Lines of data
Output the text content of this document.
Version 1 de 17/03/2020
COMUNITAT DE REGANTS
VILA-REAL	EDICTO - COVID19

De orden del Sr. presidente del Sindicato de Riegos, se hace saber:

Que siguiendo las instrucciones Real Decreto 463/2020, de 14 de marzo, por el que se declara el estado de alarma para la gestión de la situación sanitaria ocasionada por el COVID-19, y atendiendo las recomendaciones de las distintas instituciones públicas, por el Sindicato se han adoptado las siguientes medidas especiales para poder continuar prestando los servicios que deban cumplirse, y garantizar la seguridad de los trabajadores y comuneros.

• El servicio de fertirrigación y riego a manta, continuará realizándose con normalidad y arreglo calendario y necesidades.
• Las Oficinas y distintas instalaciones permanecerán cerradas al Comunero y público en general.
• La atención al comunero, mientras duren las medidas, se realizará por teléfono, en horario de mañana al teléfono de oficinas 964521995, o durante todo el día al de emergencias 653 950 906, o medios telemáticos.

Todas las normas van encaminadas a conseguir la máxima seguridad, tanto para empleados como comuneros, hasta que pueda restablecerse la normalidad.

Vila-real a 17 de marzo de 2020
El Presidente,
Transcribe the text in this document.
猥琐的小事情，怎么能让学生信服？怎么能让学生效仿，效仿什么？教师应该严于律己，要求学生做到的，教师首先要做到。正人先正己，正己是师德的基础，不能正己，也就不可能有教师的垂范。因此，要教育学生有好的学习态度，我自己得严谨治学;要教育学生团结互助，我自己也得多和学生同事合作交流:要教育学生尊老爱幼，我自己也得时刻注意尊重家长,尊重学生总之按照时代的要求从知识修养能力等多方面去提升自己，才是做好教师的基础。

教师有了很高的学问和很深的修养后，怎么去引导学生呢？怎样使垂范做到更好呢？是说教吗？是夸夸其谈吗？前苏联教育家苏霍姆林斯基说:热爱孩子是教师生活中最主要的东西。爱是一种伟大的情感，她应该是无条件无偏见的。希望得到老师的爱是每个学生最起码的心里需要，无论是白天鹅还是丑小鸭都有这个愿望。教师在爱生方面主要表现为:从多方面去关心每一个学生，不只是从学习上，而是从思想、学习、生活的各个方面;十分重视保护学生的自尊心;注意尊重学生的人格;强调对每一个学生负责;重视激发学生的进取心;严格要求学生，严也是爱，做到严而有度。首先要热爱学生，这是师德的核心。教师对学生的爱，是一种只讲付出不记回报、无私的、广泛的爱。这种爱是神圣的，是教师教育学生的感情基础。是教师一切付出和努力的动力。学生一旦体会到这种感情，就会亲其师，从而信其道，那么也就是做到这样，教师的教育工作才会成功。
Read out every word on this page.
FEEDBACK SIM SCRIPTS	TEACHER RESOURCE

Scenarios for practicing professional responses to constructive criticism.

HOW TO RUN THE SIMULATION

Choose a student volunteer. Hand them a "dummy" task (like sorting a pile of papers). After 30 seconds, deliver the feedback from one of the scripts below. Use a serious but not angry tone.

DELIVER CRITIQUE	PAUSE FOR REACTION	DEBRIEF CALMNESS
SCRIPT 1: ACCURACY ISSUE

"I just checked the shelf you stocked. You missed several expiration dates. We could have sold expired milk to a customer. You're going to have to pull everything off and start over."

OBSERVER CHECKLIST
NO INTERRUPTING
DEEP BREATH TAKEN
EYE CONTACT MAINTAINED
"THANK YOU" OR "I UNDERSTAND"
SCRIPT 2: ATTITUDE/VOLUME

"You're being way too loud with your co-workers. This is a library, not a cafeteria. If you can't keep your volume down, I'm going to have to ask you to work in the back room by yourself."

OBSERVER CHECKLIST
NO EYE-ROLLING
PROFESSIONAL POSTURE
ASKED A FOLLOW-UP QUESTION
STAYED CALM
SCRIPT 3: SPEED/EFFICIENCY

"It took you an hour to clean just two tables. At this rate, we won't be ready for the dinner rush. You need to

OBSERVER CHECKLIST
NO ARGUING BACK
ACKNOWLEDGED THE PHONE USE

STATED EXERCISE - Without leaving anything out, quote all the data.

EXERCISE OUTPUT -
Output the text content of this document.
Version 1 de 17/03/2020
COMUNITAT DE REGANTS
VILA-REAL	EDICTO - COVID19

De orden del Sr. presidente del Sindicato de Riegos, se hace saber:

Que siguiendo las instrucciones Real Decreto 463/2020, de 14 de marzo, por el que se declara el estado de alarma para la gestión de la situación sanitaria ocasionada por el COVID-19, y atendiendo las recomendaciones de las distintas instituciones públicas, por el Sindicato se han adoptado las siguientes medidas especiales para poder continuar prestando los servicios que deban cumplirse, y garantizar la seguridad de los trabajadores y comuneros.

• El servicio de fertirrigación y riego a manta, continuará realizándose con normalidad y arreglo calendario y necesidades.
• Las Oficinas y distintas instalaciones permanecerán cerradas al Comunero y público en general.
• La atención al comunero, mientras duren las medidas, se realizará por teléfono, en horario de mañana al teléfono de oficinas 964521995, o durante todo el día al de emergencias 653 950 906, o medios telemáticos.

Todas las normas van encaminadas a conseguir la máxima seguridad, tanto para empleados como comuneros, hasta que pueda restablecerse la normalidad.

Vila-real a 17 de marzo de 2020
El Presidente,
Transcribe the text in this document.
猥琐的小事情，怎么能让学生信服？怎么能让学生效仿，效仿什么？教师应该严于律己，要求学生做到的，教师首先要做到。正人先正己，正己是师德的基础，不能正己，也就不可能有教师的垂范。因此，要教育学生有好的学习态度，我自己得严谨治学;要教育学生团结互助，我自己也得多和学生同事合作交流:要教育学生尊老爱幼，我自己也得时刻注意尊重家长,尊重学生总之按照时代的要求从知识修养能力等多方面去提升自己，才是做好教师的基础。

教师有了很高的学问和很深的修养后，怎么去引导学生呢？怎样使垂范做到更好呢？是说教吗？是夸夸其谈吗？前苏联教育家苏霍姆林斯基说:热爱孩子是教师生活中最主要的东西。爱是一种伟大的情感，她应该是无条件无偏见的。希望得到老师的爱是每个学生最起码的心里需要，无论是白天鹅还是丑小鸭都有这个愿望。教师在爱生方面主要表现为:从多方面去关心每一个学生，不只是从学习上，而是从思想、学习、生活的各个方面;十分重视保护学生的自尊心;注意尊重学生的人格;强调对每一个学生负责;重视激发学生的进取心;严格要求学生，严也是爱，做到严而有度。首先要热爱学生，这是师德的核心。教师对学生的爱，是一种只讲付出不记回报、无私的、广泛的爱。这种爱是神圣的，是教师教育学生的感情基础。是教师一切付出和努力的动力。学生一旦体会到这种感情，就会亲其师，从而信其道，那么也就是做到这样，教师的教育工作才会成功。
Read out every word on this page.
FEEDBACK SIM SCRIPTS	TEACHER RESOURCE

Scenarios for practicing professional responses to constructive criticism.

HOW TO RUN THE SIMULATION

Choose a student volunteer. Hand them a "dummy" task (like sorting a pile of papers). After 30 seconds, deliver the feedback from one of the scripts below. Use a serious but not angry tone.

DELIVER CRITIQUE	PAUSE FOR REACTION	DEBRIEF CALMNESS
SCRIPT 1: ACCURACY ISSUE

"I just checked the shelf you stocked. You missed several expiration dates. We could have sold expired milk to a customer. You're going to have to pull everything off and start over."

OBSERVER CHECKLIST
NO INTERRUPTING
DEEP BREATH TAKEN
EYE CONTACT MAINTAINED
"THANK YOU" OR "I UNDERSTAND"
SCRIPT 2: ATTITUDE/VOLUME

"You're being way too loud with your co-workers. This is a library, not a cafeteria. If you can't keep your volume down, I'm going to have to ask you to work in the back room by yourself."

OBSERVER CHECKLIST
NO EYE-ROLLING
PROFESSIONAL POSTURE
ASKED A FOLLOW-UP QUESTION
STAYED CALM
SCRIPT 3: SPEED/EFFICIENCY

"It took you an hour to clean just two tables. At this rate, we won't be ready for the dinner rush. You need to

OBSERVER CHECKLIST
NO ARGUING BACK
ACKNOWLEDGED THE PHONE USE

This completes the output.